▸ Stated exercise:
Check each line for the word "Please" and report how many have it. Give nothing else.

# # # # # # #

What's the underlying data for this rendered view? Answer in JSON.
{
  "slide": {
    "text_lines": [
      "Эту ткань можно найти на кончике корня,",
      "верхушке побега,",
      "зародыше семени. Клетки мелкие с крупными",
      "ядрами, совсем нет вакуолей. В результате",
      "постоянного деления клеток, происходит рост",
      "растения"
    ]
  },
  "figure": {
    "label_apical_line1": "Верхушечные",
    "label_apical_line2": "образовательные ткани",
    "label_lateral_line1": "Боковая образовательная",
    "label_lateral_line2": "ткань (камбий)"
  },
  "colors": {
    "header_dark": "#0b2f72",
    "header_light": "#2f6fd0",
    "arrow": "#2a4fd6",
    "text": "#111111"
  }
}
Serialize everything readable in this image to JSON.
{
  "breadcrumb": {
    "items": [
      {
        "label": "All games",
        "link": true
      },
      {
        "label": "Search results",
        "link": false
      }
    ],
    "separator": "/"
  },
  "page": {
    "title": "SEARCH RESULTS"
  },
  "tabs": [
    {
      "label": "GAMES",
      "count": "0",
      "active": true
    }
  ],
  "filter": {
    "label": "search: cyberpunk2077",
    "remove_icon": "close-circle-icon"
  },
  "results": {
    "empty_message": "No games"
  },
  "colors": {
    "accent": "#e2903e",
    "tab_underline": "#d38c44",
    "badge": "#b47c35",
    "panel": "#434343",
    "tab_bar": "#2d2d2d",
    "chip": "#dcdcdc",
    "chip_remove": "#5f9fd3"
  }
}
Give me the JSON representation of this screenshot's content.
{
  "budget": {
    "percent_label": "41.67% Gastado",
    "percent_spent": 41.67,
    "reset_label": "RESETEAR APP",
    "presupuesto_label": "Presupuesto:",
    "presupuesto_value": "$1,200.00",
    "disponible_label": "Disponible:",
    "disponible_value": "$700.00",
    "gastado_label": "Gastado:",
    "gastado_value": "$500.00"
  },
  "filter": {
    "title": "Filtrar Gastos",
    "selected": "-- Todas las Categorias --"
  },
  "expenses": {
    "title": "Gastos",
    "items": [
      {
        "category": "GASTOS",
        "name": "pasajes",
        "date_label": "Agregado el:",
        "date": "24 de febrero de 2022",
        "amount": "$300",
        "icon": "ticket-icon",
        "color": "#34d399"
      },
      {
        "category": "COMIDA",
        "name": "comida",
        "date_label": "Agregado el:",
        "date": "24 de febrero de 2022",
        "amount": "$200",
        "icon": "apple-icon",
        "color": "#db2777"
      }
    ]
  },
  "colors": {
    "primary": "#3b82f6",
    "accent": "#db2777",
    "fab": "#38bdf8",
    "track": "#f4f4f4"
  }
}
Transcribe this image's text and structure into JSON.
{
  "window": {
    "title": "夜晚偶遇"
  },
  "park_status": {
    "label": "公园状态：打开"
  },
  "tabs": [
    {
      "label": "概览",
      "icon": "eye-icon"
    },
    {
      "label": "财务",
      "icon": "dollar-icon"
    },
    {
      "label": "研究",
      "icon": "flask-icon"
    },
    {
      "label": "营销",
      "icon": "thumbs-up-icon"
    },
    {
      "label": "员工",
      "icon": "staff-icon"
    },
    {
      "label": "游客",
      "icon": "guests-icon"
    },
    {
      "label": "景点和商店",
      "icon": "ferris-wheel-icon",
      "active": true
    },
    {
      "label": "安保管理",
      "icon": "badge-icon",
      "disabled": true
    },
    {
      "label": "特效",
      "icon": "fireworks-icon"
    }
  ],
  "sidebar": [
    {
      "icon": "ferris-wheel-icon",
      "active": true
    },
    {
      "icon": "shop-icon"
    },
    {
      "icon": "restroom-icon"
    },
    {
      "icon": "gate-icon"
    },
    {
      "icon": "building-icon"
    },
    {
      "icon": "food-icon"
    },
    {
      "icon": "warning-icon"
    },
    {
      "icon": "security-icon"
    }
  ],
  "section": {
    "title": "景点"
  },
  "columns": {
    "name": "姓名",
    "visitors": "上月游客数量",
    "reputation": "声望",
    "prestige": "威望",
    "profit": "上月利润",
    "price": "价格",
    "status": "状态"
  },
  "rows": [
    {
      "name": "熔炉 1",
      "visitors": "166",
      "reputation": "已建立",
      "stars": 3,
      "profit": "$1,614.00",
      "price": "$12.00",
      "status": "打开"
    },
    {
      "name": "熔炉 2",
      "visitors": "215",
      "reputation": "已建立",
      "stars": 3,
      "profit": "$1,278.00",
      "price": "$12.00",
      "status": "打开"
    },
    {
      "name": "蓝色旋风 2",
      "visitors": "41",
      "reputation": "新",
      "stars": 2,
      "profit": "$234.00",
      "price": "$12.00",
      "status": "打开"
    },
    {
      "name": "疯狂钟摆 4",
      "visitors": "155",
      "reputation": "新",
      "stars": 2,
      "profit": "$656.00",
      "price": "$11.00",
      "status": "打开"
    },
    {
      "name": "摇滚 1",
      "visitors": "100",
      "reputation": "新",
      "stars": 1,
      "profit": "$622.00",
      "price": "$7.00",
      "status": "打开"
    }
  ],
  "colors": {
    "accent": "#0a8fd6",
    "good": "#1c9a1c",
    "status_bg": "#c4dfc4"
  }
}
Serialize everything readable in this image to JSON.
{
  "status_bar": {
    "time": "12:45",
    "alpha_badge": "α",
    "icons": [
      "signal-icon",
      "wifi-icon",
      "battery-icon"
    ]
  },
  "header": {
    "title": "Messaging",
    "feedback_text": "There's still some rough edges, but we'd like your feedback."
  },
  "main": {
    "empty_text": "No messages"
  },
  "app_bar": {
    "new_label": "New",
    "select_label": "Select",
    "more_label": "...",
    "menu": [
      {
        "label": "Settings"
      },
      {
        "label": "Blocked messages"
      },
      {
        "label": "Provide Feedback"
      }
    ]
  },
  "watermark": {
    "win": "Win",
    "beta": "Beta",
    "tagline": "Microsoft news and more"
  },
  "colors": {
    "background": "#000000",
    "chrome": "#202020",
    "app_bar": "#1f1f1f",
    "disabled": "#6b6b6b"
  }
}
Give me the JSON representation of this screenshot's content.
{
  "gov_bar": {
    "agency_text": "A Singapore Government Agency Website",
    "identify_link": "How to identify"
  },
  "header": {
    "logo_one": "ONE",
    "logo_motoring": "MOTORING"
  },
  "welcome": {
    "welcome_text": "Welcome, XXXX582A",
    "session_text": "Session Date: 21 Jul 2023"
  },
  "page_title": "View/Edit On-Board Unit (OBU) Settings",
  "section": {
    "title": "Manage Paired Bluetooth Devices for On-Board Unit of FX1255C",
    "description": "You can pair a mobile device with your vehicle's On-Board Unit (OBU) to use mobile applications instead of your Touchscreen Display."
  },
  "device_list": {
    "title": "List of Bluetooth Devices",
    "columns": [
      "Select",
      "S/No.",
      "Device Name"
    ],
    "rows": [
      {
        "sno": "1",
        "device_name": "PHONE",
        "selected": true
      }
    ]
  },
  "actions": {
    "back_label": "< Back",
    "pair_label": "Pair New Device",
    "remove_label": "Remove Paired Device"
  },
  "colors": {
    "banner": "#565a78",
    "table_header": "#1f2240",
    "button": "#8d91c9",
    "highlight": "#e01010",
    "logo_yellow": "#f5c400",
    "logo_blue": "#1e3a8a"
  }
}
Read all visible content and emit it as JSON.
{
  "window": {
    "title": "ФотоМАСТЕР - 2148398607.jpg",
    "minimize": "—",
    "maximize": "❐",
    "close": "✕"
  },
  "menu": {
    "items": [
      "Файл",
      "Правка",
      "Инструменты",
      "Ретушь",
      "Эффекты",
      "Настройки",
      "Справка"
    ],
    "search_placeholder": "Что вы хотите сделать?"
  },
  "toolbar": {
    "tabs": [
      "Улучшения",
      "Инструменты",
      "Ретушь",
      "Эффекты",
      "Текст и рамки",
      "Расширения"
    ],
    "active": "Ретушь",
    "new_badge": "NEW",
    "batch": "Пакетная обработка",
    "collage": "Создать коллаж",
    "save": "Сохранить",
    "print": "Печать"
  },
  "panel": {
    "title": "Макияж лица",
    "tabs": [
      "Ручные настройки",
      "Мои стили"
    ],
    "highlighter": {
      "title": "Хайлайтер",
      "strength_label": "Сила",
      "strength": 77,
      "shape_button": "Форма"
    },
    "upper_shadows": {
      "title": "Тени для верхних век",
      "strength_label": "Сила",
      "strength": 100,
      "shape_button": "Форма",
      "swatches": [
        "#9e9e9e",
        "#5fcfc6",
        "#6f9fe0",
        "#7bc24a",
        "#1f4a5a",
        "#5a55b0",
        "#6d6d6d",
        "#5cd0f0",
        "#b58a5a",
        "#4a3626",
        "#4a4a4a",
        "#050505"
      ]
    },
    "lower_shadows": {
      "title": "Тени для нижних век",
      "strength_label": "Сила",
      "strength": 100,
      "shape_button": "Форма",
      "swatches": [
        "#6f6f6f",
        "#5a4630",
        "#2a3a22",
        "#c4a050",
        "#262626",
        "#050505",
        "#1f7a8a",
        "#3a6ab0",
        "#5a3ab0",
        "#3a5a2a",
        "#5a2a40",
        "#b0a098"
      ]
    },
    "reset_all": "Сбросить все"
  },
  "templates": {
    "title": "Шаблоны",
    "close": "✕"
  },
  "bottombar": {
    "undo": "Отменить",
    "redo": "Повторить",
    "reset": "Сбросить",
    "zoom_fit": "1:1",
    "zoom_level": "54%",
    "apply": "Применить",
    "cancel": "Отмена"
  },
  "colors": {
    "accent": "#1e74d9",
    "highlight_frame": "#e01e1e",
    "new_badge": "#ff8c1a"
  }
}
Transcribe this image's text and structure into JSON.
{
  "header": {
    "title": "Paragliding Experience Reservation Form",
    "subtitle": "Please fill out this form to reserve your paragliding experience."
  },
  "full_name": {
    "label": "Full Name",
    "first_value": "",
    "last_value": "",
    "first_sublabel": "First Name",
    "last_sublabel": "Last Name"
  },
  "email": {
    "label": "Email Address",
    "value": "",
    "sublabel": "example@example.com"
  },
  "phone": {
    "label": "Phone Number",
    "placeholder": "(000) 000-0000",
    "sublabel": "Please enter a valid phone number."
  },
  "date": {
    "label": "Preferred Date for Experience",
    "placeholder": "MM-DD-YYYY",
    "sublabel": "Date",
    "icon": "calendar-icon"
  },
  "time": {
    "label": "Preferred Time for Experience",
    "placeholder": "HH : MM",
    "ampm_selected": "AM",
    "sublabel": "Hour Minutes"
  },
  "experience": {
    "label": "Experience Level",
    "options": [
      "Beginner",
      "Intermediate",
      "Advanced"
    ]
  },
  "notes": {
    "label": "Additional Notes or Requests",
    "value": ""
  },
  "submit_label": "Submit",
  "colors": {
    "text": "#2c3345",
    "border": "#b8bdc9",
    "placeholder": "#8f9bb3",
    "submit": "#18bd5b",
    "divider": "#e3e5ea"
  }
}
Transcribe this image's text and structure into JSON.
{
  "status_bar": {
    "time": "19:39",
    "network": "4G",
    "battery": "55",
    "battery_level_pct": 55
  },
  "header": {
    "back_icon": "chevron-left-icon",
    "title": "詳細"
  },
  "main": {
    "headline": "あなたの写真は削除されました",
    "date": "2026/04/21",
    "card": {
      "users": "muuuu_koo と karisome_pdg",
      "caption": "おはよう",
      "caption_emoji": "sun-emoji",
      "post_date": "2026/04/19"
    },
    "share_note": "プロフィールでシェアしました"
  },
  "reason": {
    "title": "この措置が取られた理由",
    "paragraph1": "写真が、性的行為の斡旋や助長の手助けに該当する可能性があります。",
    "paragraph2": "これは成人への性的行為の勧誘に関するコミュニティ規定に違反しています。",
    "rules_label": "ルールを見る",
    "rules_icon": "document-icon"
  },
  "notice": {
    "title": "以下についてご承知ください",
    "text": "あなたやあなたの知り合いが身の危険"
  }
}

# # # # # # #

▸ Exercise solution:
2